= Task goal =
Copy the lines from the line with "row-notifications[interactable]: 消息通知 bbox=[0, 100, 415, 148]" to the line with "row-sublabel: 开启后，wifi下会自动下载新版本安装包 bbox=[19, 187, 250, 202]" verbatim, both included.

= Given records =
+ + + + + + +

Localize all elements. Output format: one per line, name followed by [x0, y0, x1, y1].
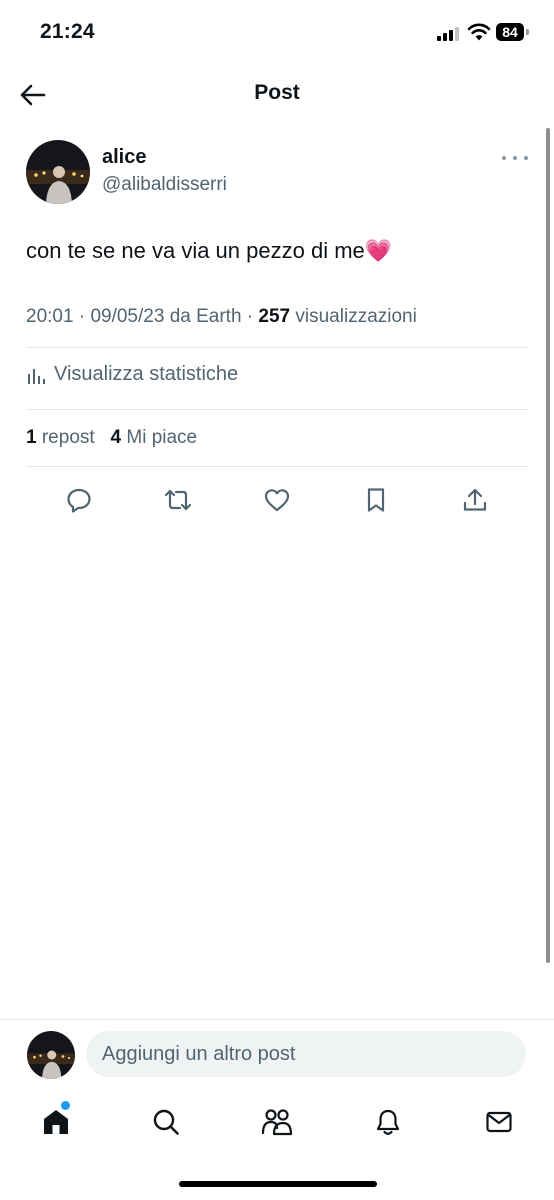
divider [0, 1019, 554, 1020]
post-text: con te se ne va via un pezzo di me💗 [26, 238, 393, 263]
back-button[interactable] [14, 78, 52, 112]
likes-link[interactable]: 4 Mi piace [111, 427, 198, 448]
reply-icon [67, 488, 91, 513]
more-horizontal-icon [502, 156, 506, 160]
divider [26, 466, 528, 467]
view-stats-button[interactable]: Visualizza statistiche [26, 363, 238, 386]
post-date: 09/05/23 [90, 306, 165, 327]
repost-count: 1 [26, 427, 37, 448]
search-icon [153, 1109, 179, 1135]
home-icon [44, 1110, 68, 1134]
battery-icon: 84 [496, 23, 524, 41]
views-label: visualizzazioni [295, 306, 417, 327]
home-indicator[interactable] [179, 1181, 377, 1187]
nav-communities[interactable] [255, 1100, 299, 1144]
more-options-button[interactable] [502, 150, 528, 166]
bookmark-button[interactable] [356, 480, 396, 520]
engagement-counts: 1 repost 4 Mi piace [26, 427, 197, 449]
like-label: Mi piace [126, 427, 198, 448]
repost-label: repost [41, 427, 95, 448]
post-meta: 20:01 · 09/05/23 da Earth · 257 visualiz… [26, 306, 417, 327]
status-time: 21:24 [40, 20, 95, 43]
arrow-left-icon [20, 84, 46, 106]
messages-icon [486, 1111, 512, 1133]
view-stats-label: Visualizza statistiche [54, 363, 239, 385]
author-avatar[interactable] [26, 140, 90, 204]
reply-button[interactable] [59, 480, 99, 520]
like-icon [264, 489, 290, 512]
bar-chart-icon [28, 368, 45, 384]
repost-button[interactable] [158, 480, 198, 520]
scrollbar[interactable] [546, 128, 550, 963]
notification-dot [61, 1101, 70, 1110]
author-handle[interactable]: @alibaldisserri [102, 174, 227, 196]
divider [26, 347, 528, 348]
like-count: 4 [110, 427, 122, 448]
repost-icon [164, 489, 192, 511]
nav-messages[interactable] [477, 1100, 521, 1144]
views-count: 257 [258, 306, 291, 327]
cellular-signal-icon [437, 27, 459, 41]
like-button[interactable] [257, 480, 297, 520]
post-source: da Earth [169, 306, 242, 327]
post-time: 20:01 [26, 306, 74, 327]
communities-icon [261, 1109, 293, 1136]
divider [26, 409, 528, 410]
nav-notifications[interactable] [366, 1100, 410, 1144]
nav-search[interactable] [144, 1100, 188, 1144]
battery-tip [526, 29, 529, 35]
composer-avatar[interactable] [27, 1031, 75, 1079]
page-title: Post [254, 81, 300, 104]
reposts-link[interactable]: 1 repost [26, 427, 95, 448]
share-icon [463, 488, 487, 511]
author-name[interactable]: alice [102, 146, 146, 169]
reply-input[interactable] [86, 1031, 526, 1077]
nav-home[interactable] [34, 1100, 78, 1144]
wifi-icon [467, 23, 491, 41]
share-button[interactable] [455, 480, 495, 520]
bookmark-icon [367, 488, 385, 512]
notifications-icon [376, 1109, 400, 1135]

+ + + + + + +

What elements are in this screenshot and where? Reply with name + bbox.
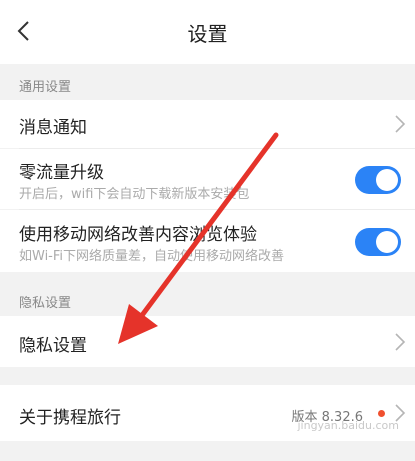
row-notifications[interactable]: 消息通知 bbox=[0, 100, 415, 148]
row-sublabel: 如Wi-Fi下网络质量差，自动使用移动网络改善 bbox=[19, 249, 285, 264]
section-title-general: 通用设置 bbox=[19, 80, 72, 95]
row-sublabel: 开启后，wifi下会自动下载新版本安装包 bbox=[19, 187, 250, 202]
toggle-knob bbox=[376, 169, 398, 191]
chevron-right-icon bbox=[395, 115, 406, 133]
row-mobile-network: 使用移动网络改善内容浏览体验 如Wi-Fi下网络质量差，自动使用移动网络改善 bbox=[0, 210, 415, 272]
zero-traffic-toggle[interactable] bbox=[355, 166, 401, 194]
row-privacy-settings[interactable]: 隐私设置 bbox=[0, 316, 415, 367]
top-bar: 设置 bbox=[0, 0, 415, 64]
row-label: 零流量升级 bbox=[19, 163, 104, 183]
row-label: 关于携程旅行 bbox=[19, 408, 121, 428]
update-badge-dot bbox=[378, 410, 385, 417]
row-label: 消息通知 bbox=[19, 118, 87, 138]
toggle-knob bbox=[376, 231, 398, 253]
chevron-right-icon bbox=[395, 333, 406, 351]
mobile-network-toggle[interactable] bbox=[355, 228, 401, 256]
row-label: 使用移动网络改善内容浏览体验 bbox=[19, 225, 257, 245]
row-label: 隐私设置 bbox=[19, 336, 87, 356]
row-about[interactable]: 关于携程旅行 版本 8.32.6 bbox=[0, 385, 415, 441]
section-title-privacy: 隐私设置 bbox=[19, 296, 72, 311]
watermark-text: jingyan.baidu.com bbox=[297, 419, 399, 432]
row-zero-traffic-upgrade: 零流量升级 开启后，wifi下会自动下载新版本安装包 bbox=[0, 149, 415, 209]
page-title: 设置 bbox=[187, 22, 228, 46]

+ + + + + + +

= Solution to this exercise =
row-notifications[interactable]: 消息通知 bbox=[0, 100, 415, 148]
row-sublabel: 如Wi-Fi下网络质量差，自动使用移动网络改善 bbox=[19, 249, 285, 264]
section-title-general: 通用设置 bbox=[19, 80, 72, 95]
row-sublabel: 开启后，wifi下会自动下载新版本安装包 bbox=[19, 187, 250, 202]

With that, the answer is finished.